Task goal — Tally the lines in these records that hold the string "which", and reply with the number alone.

───── Material for this task

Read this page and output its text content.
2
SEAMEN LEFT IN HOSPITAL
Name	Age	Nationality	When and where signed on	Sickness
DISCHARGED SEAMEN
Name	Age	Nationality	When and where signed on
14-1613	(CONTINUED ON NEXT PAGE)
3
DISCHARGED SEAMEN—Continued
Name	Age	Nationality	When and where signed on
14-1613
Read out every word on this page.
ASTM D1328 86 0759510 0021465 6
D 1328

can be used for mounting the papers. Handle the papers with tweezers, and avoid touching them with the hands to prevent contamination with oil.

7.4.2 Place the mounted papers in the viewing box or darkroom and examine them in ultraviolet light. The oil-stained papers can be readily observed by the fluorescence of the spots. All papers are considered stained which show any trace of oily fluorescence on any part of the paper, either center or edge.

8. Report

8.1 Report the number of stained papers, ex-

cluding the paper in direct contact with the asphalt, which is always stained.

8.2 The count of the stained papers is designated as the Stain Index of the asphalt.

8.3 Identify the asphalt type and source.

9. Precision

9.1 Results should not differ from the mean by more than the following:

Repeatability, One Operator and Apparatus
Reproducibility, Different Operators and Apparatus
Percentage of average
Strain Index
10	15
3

──────────

Answer below — 2